Grâce à Youtube et à de la persévérance, un client mécontent ramène Porsche à la raison

Un client mécontent de Porsche aux Etats Unis a réussi à obtenir gain de cause grâce à une série de vidéos sur YouTube qui a récolté l’attention et le soutien du public. Le constructeur automobile aura toutefois mis du temps à entendre raison.  Olivier Cimelière, directeur d’Heuristik Communication en tire les leçons. 

A l’ère des réseaux sociaux, même les marques de luxe ne sont plus à l’abri d’un client mécontent et prêt à tout pour obtenir gain de cause. Porsche vient d’en faire l’expérience aux Etats-Unis avec le malchanceux propriétaire d’une Porsche 911 type 991 particulièrement récalcitrante. A bout de nerfs et devant la surdité du constructeur, l’homme a posté une série de vidéos sur YouTube face à laquelle la marque de Stuttgart a tardivement activé son « ABS communicant » !

Pas de protection contre le bad buzz

Si certains pensent encore que le statut iconique de leur marque constitue une inoxydable immunité envers les « bad buzz » numériques, la donne a définitivement changé. N’importe quel client peut écorner la réputation d’une enseigne si le service n’est pas à la hauteur. Récit d’un dérapage contrôlé à la dernière minute par Porsche.

▸ **Travail demandé**:
[1] Renvoyez sans rien modifier le passage de l'article sur Porsche qui va de « Un client mécontent de » jusqu'à « tire les leçons. » inclus.
[2] Pourriez-vous condenser en deux phrases le paragraphe de l'article sur Porsche qui commence par « A l'ère des réseaux sociaux » en gardant ses faits essentiels ?
[3] Quels noms propres apparaissent dans l'article sur Porsche ? Citez chacun une seule fois.

▸ **Entrées extraites**:

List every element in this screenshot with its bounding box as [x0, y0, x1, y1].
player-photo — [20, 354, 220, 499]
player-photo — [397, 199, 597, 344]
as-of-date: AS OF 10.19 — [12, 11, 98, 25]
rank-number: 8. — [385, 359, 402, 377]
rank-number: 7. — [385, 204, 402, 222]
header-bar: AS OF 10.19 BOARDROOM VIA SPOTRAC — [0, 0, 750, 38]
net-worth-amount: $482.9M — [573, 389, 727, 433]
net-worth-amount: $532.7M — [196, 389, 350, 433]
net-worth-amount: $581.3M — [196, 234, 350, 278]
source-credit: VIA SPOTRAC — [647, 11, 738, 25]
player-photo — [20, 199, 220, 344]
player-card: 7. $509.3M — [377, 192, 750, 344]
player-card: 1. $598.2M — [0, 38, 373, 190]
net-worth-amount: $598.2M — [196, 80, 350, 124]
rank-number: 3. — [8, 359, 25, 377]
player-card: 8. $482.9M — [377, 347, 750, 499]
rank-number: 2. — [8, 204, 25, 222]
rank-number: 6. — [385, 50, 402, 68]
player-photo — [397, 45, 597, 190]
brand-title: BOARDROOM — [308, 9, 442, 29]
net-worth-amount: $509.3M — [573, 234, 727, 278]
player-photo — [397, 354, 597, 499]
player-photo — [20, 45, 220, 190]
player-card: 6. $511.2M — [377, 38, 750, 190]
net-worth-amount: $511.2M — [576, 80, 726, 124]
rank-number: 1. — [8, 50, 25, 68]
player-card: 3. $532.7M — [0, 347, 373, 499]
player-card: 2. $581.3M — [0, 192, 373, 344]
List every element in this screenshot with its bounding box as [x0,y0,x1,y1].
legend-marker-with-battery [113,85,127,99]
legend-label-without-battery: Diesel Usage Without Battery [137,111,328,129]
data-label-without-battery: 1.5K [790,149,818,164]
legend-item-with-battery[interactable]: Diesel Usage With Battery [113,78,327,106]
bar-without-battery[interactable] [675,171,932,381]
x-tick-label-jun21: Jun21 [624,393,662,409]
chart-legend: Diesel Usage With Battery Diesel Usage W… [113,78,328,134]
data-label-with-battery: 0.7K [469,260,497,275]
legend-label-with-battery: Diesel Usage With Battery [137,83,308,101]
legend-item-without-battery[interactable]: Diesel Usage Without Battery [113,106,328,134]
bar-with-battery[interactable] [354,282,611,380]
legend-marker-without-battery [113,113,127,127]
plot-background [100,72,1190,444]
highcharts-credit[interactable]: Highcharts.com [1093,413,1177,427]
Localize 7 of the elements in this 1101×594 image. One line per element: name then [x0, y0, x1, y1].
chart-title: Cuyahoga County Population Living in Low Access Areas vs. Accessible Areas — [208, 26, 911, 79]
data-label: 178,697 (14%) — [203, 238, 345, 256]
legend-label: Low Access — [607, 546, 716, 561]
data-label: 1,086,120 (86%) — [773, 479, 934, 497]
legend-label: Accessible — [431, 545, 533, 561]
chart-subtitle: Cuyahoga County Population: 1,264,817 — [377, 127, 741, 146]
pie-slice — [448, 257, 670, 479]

▸ **Résultats attendus**:
[1]
Un client mécontent de Porsche aux Etats Unis a réussi à obtenir gain de cause grâce à une série de vidéos sur YouTube qui a récolté l’attention et le soutien du public. Le constructeur automobile aura toutefois mis du temps à entendre raison.  Olivier Cimelière, directeur d’Heuristik Communication en tire les leçons.

[2] Avec les réseaux sociaux, même les marques de luxe sont exposées aux clients mécontents prêts à tout pour obtenir gain de cause. Aux États-Unis, le propriétaire excédé d'une Porsche 911 type 991 récalcitrante s'est heurté à la surdité du constructeur, puis a publié une série de vidéos sur YouTube, à laquelle la marque de Stuttgart n'a réagi que tardivement.

[3]
- YouTube
- Porsche
- Etats-Unis
- Olivier Cimelière
- Heuristik Communication
- Stuttgart